QUESTIONS TO ANSWER —
1. Answer these questions using the post on rheumatoid arthritis:
(a) What share of the country does rheumatoid arthritis affect, according to the post?
(b) Below what age is a diagnosis referred to as Juvenile Rheumatoid Arthritis?
(c) What chance of remission without medication does the post give for those diagnosed later in life?
2. List every part of the body other than the joints that the post on rheumatoid arthritis says the disease can affect in rare instances.
3. Continue the post on rheumatoid arthritis from the point where it stops.

EXCERPT PROVIDED —

.....

Newly Diagnosed? READ HERE.

This disease is no joke.  I want you to understand that I don’t want to scare you, but you deserve the truth, without the pink frosted sugar coating.  A lot of what I’m about to tell you wasn’t told to me, I found out about it on my own.  But first, we’ll start with the basics.  I want to make sure I get every detail correct, so I’m writing this while fact checking at WebMD.

Rheumatoid Arthritis affects approx. 1% of the country.  It is a genetic disease, meaning that the genes were passed down to you from your parents.  It is most common in females in their thirties, but it can be triggered at any age.  Males who develop the disease usually have a harder time with it, but that is just a statistic.  Proper care of your body could greatly change your chances.

If you are diagnosed with RA before you are 18, it is referred to as Juvenile Rheumatoid Arthritis.  Again, you can get it at any age, even as a toddler.  I believe I had symptoms of RA around 8 years old, but it never fully developed until I was 15.  The good thing about contracting the disease so early is that you are more likely to grow out of it.  This I didn’t know.  However, I don’t want to get anyone’s hopes up.  I developed the disease at 15, and am now almost 20, and I still have it.  Just know that I could happen.

If you were diagnosed later in life, there is a 5% chance that you will go into a remission and not have to take any medications.  Again, this is not what I was told, and I only found out about this a couple months ago.  I thought there was a much greater chance of remission, and I was crushed when I found out.  But even though you mostly like won’t go into remission, if you take care of yourself and take your medications properly, you just might fall into that 5%.  And even if you don’t, you can greatly reduce the amount of pain you have.  Just because you are diagnosed with severe RA doesn’t mean it won’t eventually become moderate or mild.  There is always hope.

According to WebMD, it is very common in RA for the joints affected on one side of the body to also be affected on the other side.  While I do remember this occurring once in a while, it usually doesn’t last unless you are in the middle of a bad flare (a “flare” is an amount of time in which your RA symptoms are typically much worse than usual).  RA can also affect your skin, eyes, lungs, heart, blood, or nerves, but only in rare instances.  Your rheumatologist will, however, want you to see your eye doctor every year to make sure you aren’t experiencing any problems.

The regular symptoms of RA include stiffness (especially in the morning),  joint pain and swelling, and fatigue.

.....

(Page segmentation data)
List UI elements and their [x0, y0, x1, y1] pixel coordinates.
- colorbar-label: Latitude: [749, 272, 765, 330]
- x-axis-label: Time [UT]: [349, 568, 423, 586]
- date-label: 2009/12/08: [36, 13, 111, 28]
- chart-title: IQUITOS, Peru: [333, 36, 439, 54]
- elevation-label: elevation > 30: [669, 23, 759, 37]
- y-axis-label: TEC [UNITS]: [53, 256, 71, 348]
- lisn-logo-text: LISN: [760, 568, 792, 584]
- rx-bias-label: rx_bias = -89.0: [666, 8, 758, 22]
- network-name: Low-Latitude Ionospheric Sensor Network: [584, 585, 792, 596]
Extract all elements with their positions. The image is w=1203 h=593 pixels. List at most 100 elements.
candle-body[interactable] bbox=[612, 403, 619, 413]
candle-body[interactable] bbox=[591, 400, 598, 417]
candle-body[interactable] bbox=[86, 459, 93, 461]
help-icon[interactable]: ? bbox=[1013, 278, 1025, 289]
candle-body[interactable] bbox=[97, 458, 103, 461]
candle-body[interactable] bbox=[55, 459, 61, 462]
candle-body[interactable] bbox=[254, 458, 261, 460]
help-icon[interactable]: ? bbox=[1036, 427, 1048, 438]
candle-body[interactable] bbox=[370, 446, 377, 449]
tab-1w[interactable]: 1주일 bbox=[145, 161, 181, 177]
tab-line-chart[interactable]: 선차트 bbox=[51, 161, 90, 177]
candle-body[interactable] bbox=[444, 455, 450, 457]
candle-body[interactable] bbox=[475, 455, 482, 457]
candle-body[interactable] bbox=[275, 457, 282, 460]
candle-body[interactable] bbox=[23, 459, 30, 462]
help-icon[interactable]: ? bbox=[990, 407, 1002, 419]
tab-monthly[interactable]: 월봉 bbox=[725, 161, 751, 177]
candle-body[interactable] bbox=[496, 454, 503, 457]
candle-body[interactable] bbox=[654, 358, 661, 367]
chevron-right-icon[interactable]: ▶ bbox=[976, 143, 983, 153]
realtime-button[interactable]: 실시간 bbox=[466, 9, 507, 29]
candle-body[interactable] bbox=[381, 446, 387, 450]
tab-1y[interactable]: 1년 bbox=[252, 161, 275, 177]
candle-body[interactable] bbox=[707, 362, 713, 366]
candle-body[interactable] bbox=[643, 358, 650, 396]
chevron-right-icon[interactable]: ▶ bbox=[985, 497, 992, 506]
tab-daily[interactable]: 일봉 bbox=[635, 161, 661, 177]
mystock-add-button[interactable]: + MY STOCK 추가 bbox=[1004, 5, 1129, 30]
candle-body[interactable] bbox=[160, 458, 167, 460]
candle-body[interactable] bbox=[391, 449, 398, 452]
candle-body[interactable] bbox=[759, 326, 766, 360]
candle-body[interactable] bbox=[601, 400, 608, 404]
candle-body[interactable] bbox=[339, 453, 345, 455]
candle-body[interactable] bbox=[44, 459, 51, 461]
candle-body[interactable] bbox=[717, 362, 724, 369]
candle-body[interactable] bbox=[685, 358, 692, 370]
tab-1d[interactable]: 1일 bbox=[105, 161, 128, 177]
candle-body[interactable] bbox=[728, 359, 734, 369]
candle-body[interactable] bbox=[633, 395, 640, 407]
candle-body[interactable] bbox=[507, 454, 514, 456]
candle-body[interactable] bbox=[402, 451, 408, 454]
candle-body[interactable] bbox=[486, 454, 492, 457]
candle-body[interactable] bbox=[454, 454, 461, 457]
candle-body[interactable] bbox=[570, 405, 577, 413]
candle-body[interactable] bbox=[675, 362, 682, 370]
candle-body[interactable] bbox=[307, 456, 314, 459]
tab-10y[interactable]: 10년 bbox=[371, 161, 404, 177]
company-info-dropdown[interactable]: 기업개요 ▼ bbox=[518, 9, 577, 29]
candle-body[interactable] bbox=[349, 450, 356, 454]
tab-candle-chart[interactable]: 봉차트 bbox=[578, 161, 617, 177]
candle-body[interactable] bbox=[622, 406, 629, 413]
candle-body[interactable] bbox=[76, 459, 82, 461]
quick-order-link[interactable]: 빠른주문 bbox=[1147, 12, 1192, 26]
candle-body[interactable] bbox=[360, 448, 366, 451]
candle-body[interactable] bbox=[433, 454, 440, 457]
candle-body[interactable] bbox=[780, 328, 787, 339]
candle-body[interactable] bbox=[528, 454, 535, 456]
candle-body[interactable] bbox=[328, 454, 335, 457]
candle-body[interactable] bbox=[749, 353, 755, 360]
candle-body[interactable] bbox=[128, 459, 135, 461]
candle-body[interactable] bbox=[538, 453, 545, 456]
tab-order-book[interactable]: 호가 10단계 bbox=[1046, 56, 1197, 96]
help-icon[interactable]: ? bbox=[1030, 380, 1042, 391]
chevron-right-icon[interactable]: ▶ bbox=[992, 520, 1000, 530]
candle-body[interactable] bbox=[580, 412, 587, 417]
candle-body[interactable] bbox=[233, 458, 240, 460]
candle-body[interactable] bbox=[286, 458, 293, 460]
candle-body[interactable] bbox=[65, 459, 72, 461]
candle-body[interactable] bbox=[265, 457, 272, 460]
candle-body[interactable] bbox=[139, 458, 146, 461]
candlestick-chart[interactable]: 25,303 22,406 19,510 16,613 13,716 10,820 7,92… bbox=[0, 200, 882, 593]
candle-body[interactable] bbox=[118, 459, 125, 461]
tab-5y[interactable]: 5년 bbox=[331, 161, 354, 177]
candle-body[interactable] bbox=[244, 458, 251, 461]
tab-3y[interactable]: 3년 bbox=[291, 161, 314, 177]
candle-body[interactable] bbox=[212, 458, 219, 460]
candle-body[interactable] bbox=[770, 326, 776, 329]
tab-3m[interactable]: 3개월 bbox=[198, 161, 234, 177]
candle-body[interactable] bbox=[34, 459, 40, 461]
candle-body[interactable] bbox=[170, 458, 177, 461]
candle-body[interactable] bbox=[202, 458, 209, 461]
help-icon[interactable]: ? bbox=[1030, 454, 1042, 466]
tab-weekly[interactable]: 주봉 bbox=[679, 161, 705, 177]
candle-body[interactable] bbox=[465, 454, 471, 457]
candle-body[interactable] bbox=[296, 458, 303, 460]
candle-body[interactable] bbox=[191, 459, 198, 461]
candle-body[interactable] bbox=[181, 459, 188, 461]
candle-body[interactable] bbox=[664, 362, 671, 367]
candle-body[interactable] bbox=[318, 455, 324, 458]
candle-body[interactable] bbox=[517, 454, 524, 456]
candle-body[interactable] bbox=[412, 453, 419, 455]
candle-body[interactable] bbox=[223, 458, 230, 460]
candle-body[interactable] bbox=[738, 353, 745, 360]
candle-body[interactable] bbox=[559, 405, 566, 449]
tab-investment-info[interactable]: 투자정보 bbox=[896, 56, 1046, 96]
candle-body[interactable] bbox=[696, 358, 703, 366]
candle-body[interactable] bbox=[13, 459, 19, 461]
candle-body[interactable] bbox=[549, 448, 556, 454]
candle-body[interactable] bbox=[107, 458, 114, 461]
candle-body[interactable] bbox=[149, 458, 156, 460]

.....

ANSWERS PROVIDED —
1.
(a) Approximately 1%.
(b) 18.
(c) A 5% chance.

2. Skin, eyes, lungs, heart, blood, nerves

3.
I classify joint pain as follows: level one – stiffness.  I include stiffness because not being able to move your joints makes them tender.  It is a dull-er pain than the other levels, but it still isn’t fun.  Level two – regular pain.  Sometimes your joints just ache.  It could be because you just got through writing an essay by hand, or because it’s raining outside.  Level three – throbbing.  This means you’re probably having some swelling.  Throbbing pain is not fun and can be very annoying.  When your joints are throbbing you need to minimize use of those joints as much  as possible.  Level four – burning.  This can be a dull burn or a explosion of fire.  If it continues for long amounts of time or turns into that “explosion” of fire, I suggest contacting your rheumatologist about whether you can take an extra painkiller or not (ALWAYS ALWAYS ALWAYS ASK FIRST!).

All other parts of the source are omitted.